▶ **EXCERPTED RECORDS**

* START *

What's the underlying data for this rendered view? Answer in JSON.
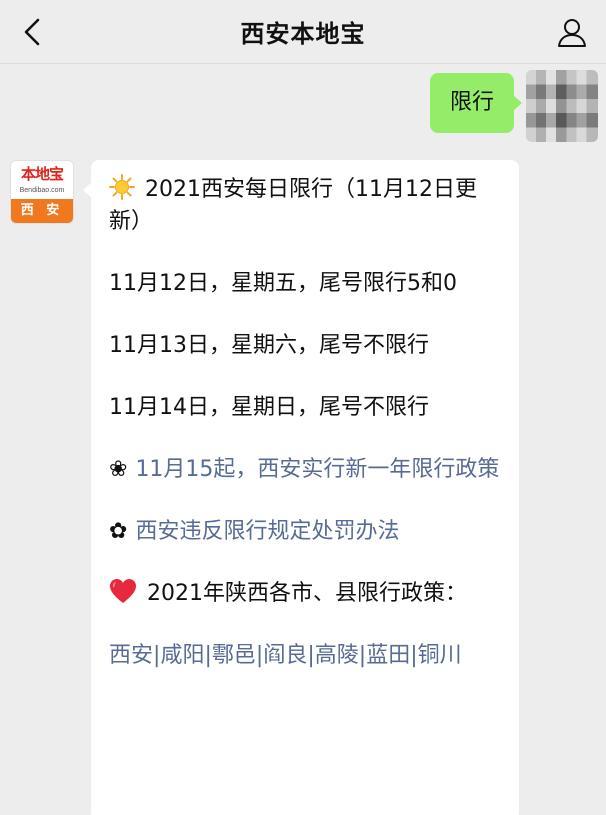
{
  "header": {
    "title": "西安本地宝",
    "back_icon": "chevron-left-icon",
    "profile_icon": "person-icon"
  },
  "outgoing": {
    "text": "限行",
    "bubble_color": "#95ec69"
  },
  "bot": {
    "avatar": {
      "logo_text": "本地宝",
      "logo_subtext": "Bendibao.com",
      "city_label": "西 安"
    },
    "message": {
      "line1_icon": "sun-icon",
      "line1": "2021西安每日限行（11月12日更新）",
      "line2": "11月12日，星期五，尾号限行5和0",
      "line3": "11月13日，星期六，尾号不限行",
      "line4": "11月14日，星期日，尾号不限行",
      "link1_icon": "❀",
      "link1": "11月15起，西安实行新一年限行政策",
      "link2_icon": "✿",
      "link2": "西安违反限行规定处罚办法",
      "line7_icon": "heart-icon",
      "line7": "2021年陕西各市、县限行政策：",
      "cities": [
        "西安",
        "咸阳",
        "鄠邑",
        "阎良",
        "高陵",
        "蓝田",
        "铜川"
      ],
      "link_color": "#576b95"
    }
  }
}
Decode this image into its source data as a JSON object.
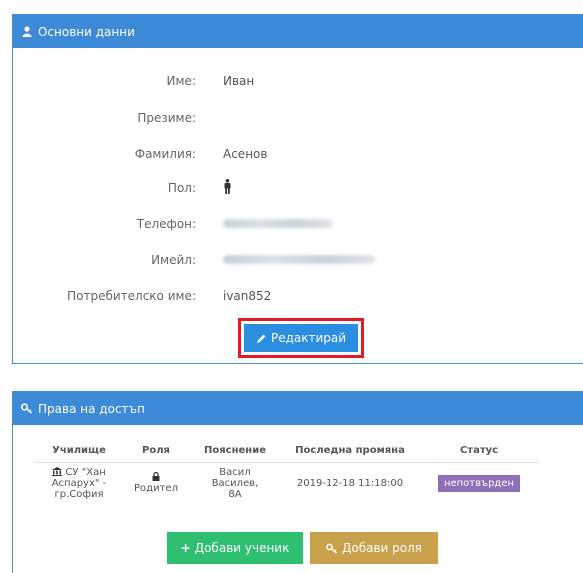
{
  "basic_panel": {
    "title": "Основни данни",
    "fields": [
      {
        "label": "Име:",
        "value": "Иван"
      },
      {
        "label": "Презиме:",
        "value": ""
      },
      {
        "label": "Фамилия:",
        "value": "Асенов"
      },
      {
        "label": "Пол:",
        "value": ""
      },
      {
        "label": "Телефон:",
        "value": ""
      },
      {
        "label": "Имейл:",
        "value": ""
      },
      {
        "label": "Потребителско име:",
        "value": "ivan852"
      }
    ],
    "edit_label": "Редактирай"
  },
  "access_panel": {
    "title": "Права на достъп",
    "columns": [
      "Училище",
      "Роля",
      "Пояснение",
      "Последна промяна",
      "Статус"
    ],
    "row": {
      "school_line1": "СУ \"Хан",
      "school_line2": "Аспарух\" -",
      "school_line3": "гр.София",
      "role": "Родител",
      "note_line1": "Васил Василев,",
      "note_line2": "8А",
      "changed": "2019-12-18 11:18:00",
      "status": "непотвърден"
    },
    "add_student_label": "Добави ученик",
    "add_role_label": "Добави роля"
  },
  "colors": {
    "header": "#3d8bd8",
    "highlight": "#e01b24",
    "green": "#2fbf71",
    "gold": "#c8a14a",
    "badge": "#8e6fb8"
  }
}
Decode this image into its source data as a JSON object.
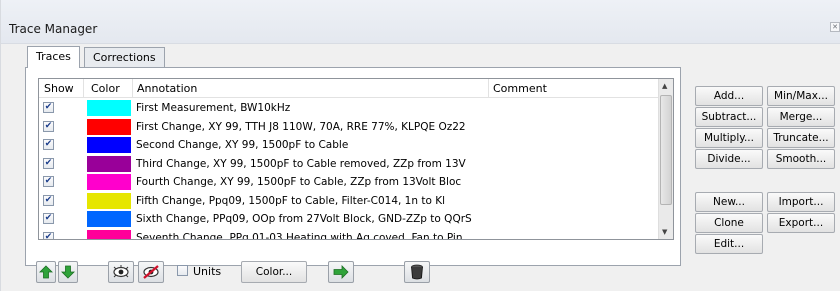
{
  "window": {
    "title": "Trace Manager"
  },
  "tabs": [
    {
      "label": "Traces"
    },
    {
      "label": "Corrections"
    }
  ],
  "columns": {
    "show": "Show",
    "color": "Color",
    "annotation": "Annotation",
    "comment": "Comment"
  },
  "rows": [
    {
      "show": true,
      "color": "#00ffff",
      "annotation": "First Measurement, BW10kHz",
      "comment": ""
    },
    {
      "show": true,
      "color": "#ff0000",
      "annotation": "First Change, XY 99, TTH J8 110W, 70A, RRE 77%, KLPQE Oz22",
      "comment": ""
    },
    {
      "show": true,
      "color": "#0000ff",
      "annotation": "Second Change, XY 99, 1500pF to Cable",
      "comment": ""
    },
    {
      "show": true,
      "color": "#990099",
      "annotation": "Third Change, XY 99, 1500pF to Cable removed, ZZp from 13V",
      "comment": ""
    },
    {
      "show": true,
      "color": "#ff00cc",
      "annotation": "Fourth Change, XY 99, 1500pF to Cable, ZZp from 13Volt Bloc",
      "comment": ""
    },
    {
      "show": true,
      "color": "#e6e600",
      "annotation": "Fifth Change, Ppq09, 1500pF to Cable, Filter-C014, 1n to Kl",
      "comment": ""
    },
    {
      "show": true,
      "color": "#0066ff",
      "annotation": "Sixth Change, PPq09, OOp from 27Volt Block, GND-ZZp to QQrS",
      "comment": ""
    },
    {
      "show": true,
      "color": "#ff0099",
      "annotation": "Seventh Change, PPq 01-03 Heating with Ag coved, Fan to Pin",
      "comment": ""
    }
  ],
  "buttons": {
    "add": "Add...",
    "minmax": "Min/Max...",
    "subtract": "Subtract...",
    "merge": "Merge...",
    "multiply": "Multiply...",
    "truncate": "Truncate...",
    "divide": "Divide...",
    "smooth": "Smooth...",
    "new": "New...",
    "import": "Import...",
    "clone": "Clone",
    "export": "Export...",
    "edit": "Edit..."
  },
  "bottom": {
    "units_label": "Units",
    "units_checked": false,
    "color_button": "Color..."
  },
  "icons": {
    "move_up": "arrow-up-icon",
    "move_down": "arrow-down-icon",
    "show_all": "eye-icon",
    "hide_all": "eye-crossed-icon",
    "apply": "arrow-right-icon",
    "delete": "trash-icon"
  },
  "colors": {
    "arrow_green": "#2fa33a",
    "list_border": "#8f949b"
  }
}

* END *

▶ **STATED TASK**
Take the records above and transcribe them exactly, dropping every picture.

▶ **EXERCISE RESULT**
What's the underlying data for this rendered view? Answer in JSON.
{
  "header": {
    "title": "西安本地宝",
    "back_icon": "chevron-left-icon",
    "profile_icon": "person-icon"
  },
  "outgoing": {
    "text": "限行",
    "bubble_color": "#95ec69"
  },
  "bot": {
    "avatar": {
      "logo_text": "本地宝",
      "logo_subtext": "Bendibao.com",
      "city_label": "西 安"
    },
    "message": {
      "line1_icon": "sun-icon",
      "line1": "2021西安每日限行（11月12日更新）",
      "line2": "11月12日，星期五，尾号限行5和0",
      "line3": "11月13日，星期六，尾号不限行",
      "line4": "11月14日，星期日，尾号不限行",
      "link1_icon": "❀",
      "link1": "11月15起，西安实行新一年限行政策",
      "link2_icon": "✿",
      "link2": "西安违反限行规定处罚办法",
      "line7_icon": "heart-icon",
      "line7": "2021年陕西各市、县限行政策：",
      "cities": [
        "西安",
        "咸阳",
        "鄠邑",
        "阎良",
        "高陵",
        "蓝田",
        "铜川"
      ],
      "link_color": "#576b95"
    }
  }
}
Decode this image into its source data as a JSON object.
{
  "basic_panel": {
    "title": "Основни данни",
    "fields": [
      {
        "label": "Име:",
        "value": "Иван"
      },
      {
        "label": "Презиме:",
        "value": ""
      },
      {
        "label": "Фамилия:",
        "value": "Асенов"
      },
      {
        "label": "Пол:",
        "value": ""
      },
      {
        "label": "Телефон:",
        "value": ""
      },
      {
        "label": "Имейл:",
        "value": ""
      },
      {
        "label": "Потребителско име:",
        "value": "ivan852"
      }
    ],
    "edit_label": "Редактирай"
  },
  "access_panel": {
    "title": "Права на достъп",
    "columns": [
      "Училище",
      "Роля",
      "Пояснение",
      "Последна промяна",
      "Статус"
    ],
    "row": {
      "school_line1": "СУ \"Хан",
      "school_line2": "Аспарух\" -",
      "school_line3": "гр.София",
      "role": "Родител",
      "note_line1": "Васил Василев,",
      "note_line2": "8А",
      "changed": "2019-12-18 11:18:00",
      "status": "непотвърден"
    },
    "add_student_label": "Добави ученик",
    "add_role_label": "Добави роля"
  },
  "colors": {
    "header": "#3d8bd8",
    "highlight": "#e01b24",
    "green": "#2fbf71",
    "gold": "#c8a14a",
    "badge": "#8e6fb8"
  }
}
Decode this image into its source data as a JSON object.
{
  "window": {
    "title": "Trace Manager"
  },
  "tabs": [
    {
      "label": "Traces"
    },
    {
      "label": "Corrections"
    }
  ],
  "columns": {
    "show": "Show",
    "color": "Color",
    "annotation": "Annotation",
    "comment": "Comment"
  },
  "rows": [
    {
      "show": true,
      "color": "#00ffff",
      "annotation": "First Measurement, BW10kHz",
      "comment": ""
    },
    {
      "show": true,
      "color": "#ff0000",
      "annotation": "First Change, XY 99, TTH J8 110W, 70A, RRE 77%, KLPQE Oz22",
      "comment": ""
    },
    {
      "show": true,
      "color": "#0000ff",
      "annotation": "Second Change, XY 99, 1500pF to Cable",
      "comment": ""
    },
    {
      "show": true,
      "color": "#990099",
      "annotation": "Third Change, XY 99, 1500pF to Cable removed, ZZp from 13V",
      "comment": ""
    },
    {
      "show": true,
      "color": "#ff00cc",
      "annotation": "Fourth Change, XY 99, 1500pF to Cable, ZZp from 13Volt Bloc",
      "comment": ""
    },
    {
      "show": true,
      "color": "#e6e600",
      "annotation": "Fifth Change, Ppq09, 1500pF to Cable, Filter-C014, 1n to Kl",
      "comment": ""
    },
    {
      "show": true,
      "color": "#0066ff",
      "annotation": "Sixth Change, PPq09, OOp from 27Volt Block, GND-ZZp to QQrS",
      "comment": ""
    },
    {
      "show": true,
      "color": "#ff0099",
      "annotation": "Seventh Change, PPq 01-03 Heating with Ag coved, Fan to Pin",
      "comment": ""
    }
  ],
  "buttons": {
    "add": "Add...",
    "minmax": "Min/Max...",
    "subtract": "Subtract...",
    "merge": "Merge...",
    "multiply": "Multiply...",
    "truncate": "Truncate...",
    "divide": "Divide...",
    "smooth": "Smooth...",
    "new": "New...",
    "import": "Import...",
    "clone": "Clone",
    "export": "Export...",
    "edit": "Edit..."
  },
  "bottom": {
    "units_label": "Units",
    "units_checked": false,
    "color_button": "Color..."
  },
  "icons": {
    "move_up": "arrow-up-icon",
    "move_down": "arrow-down-icon",
    "show_all": "eye-icon",
    "hide_all": "eye-crossed-icon",
    "apply": "arrow-right-icon",
    "delete": "trash-icon"
  },
  "colors": {
    "arrow_green": "#2fa33a",
    "list_border": "#8f949b"
  }
}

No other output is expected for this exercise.